### [WORK INSTRUCTIONS]
Below is some material; transcribe all of it exactly.

··· INPUT MATERIAL

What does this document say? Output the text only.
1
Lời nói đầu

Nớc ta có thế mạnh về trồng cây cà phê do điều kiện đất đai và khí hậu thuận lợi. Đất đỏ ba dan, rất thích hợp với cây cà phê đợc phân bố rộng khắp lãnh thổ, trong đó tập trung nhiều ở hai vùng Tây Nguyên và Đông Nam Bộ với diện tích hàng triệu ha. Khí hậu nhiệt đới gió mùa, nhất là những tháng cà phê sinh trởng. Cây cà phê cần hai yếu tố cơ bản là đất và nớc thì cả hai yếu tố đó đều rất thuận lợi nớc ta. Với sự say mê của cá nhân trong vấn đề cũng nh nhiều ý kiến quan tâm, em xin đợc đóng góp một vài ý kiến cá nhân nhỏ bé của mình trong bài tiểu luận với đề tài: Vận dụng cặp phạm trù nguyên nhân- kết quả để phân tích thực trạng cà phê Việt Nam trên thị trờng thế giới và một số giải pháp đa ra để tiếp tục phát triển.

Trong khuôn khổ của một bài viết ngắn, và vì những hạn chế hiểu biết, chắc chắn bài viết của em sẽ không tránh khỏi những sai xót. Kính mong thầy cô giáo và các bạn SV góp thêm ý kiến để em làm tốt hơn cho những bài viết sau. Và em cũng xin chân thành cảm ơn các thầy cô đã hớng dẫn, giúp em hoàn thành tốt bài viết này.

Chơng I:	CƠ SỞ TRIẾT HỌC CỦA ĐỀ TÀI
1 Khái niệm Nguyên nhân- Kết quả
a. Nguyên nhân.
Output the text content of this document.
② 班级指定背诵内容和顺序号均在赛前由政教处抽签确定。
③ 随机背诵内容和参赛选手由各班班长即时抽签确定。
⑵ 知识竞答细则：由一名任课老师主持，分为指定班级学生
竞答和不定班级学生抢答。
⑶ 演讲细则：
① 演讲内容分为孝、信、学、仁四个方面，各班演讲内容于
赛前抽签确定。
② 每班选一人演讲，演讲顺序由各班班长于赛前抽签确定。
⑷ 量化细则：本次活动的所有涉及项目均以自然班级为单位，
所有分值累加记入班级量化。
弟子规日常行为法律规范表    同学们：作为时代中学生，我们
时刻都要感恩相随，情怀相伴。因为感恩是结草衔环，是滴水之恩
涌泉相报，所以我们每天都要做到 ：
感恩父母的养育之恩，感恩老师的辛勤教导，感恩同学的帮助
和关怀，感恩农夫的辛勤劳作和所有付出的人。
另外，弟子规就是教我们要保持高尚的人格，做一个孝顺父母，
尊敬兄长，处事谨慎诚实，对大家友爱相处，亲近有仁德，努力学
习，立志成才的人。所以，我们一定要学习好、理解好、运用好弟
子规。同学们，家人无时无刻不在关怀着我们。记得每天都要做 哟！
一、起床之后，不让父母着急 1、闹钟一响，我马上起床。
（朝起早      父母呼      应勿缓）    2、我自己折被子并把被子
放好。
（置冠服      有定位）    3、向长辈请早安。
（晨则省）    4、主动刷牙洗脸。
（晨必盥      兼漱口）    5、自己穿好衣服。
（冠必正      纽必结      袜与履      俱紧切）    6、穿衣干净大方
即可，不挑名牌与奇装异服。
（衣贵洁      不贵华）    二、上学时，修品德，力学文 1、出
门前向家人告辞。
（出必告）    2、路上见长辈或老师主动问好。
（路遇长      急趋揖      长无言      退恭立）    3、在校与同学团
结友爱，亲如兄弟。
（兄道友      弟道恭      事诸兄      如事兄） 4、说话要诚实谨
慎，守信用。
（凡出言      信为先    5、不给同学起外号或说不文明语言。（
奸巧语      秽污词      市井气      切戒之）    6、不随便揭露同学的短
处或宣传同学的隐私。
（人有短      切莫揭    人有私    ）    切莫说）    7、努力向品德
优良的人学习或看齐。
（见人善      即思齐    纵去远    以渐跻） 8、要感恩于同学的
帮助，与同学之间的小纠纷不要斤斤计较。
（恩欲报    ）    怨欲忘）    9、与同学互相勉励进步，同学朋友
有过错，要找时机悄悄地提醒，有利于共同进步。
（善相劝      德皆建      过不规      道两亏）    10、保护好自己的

······

### [EXERCISE ANSWER]
What does this document say? Output the text only.
1
Lời nói đầu

Nớc ta có thế mạnh về trồng cây cà phê do điều kiện đất đai và khí hậu thuận lợi. Đất đỏ ba dan, rất thích hợp với cây cà phê đợc phân bố rộng khắp lãnh thổ, trong đó tập trung nhiều ở hai vùng Tây Nguyên và Đông Nam Bộ với diện tích hàng triệu ha. Khí hậu nhiệt đới gió mùa, nhất là những tháng cà phê sinh trởng. Cây cà phê cần hai yếu tố cơ bản là đất và nớc thì cả hai yếu tố đó đều rất thuận lợi nớc ta. Với sự say mê của cá nhân trong vấn đề cũng nh nhiều ý kiến quan tâm, em xin đợc đóng góp một vài ý kiến cá nhân nhỏ bé của mình trong bài tiểu luận với đề tài: Vận dụng cặp phạm trù nguyên nhân- kết quả để phân tích thực trạng cà phê Việt Nam trên thị trờng thế giới và một số giải pháp đa ra để tiếp tục phát triển.

Trong khuôn khổ của một bài viết ngắn, và vì những hạn chế hiểu biết, chắc chắn bài viết của em sẽ không tránh khỏi những sai xót. Kính mong thầy cô giáo và các bạn SV góp thêm ý kiến để em làm tốt hơn cho những bài viết sau. Và em cũng xin chân thành cảm ơn các thầy cô đã hớng dẫn, giúp em hoàn thành tốt bài viết này.

Chơng I:	CƠ SỞ TRIẾT HỌC CỦA ĐỀ TÀI
1 Khái niệm Nguyên nhân- Kết quả
a. Nguyên nhân.
Output the text content of this document.
② 班级指定背诵内容和顺序号均在赛前由政教处抽签确定。
③ 随机背诵内容和参赛选手由各班班长即时抽签确定。
⑵ 知识竞答细则：由一名任课老师主持，分为指定班级学生
竞答和不定班级学生抢答。
⑶ 演讲细则：
① 演讲内容分为孝、信、学、仁四个方面，各班演讲内容于
赛前抽签确定。
② 每班选一人演讲，演讲顺序由各班班长于赛前抽签确定。
⑷ 量化细则：本次活动的所有涉及项目均以自然班级为单位，
所有分值累加记入班级量化。
弟子规日常行为法律规范表    同学们：作为时代中学生，我们
时刻都要感恩相随，情怀相伴。因为感恩是结草衔环，是滴水之恩
涌泉相报，所以我们每天都要做到 ：
感恩父母的养育之恩，感恩老师的辛勤教导，感恩同学的帮助
和关怀，感恩农夫的辛勤劳作和所有付出的人。
另外，弟子规就是教我们要保持高尚的人格，做一个孝顺父母，
尊敬兄长，处事谨慎诚实，对大家友爱相处，亲近有仁德，努力学
习，立志成才的人。所以，我们一定要学习好、理解好、运用好弟
子规。同学们，家人无时无刻不在关怀着我们。记得每天都要做 哟！
一、起床之后，不让父母着急 1、闹钟一响，我马上起床。
（朝起早      父母呼      应勿缓）    2、我自己折被子并把被子
放好。
（置冠服      有定位）    3、向长辈请早安。
（晨则省）    4、主动刷牙洗脸。
（晨必盥      兼漱口）    5、自己穿好衣服。
（冠必正      纽必结      袜与履      俱紧切）    6、穿衣干净大方
即可，不挑名牌与奇装异服。
（衣贵洁      不贵华）    二、上学时，修品德，力学文 1、出
门前向家人告辞。
（出必告）    2、路上见长辈或老师主动问好。
（路遇长      急趋揖      长无言      退恭立）    3、在校与同学团
结友爱，亲如兄弟。
（兄道友      弟道恭      事诸兄      如事兄） 4、说话要诚实谨
慎，守信用。
（凡出言      信为先    5、不给同学起外号或说不文明语言。（
奸巧语      秽污词      市井气      切戒之）    6、不随便揭露同学的短
处或宣传同学的隐私。
（人有短      切莫揭    人有私    ）    切莫说）    7、努力向品德
优良的人学习或看齐。
（见人善      即思齐    纵去远    以渐跻） 8、要感恩于同学的
帮助，与同学之间的小纠纷不要斤斤计较。
（恩欲报    ）    怨欲忘）    9、与同学互相勉励进步，同学朋友
有过错，要找时机悄悄地提醒，有利于共同进步。
（善相劝      德皆建      过不规      道两亏）    10、保护好自己的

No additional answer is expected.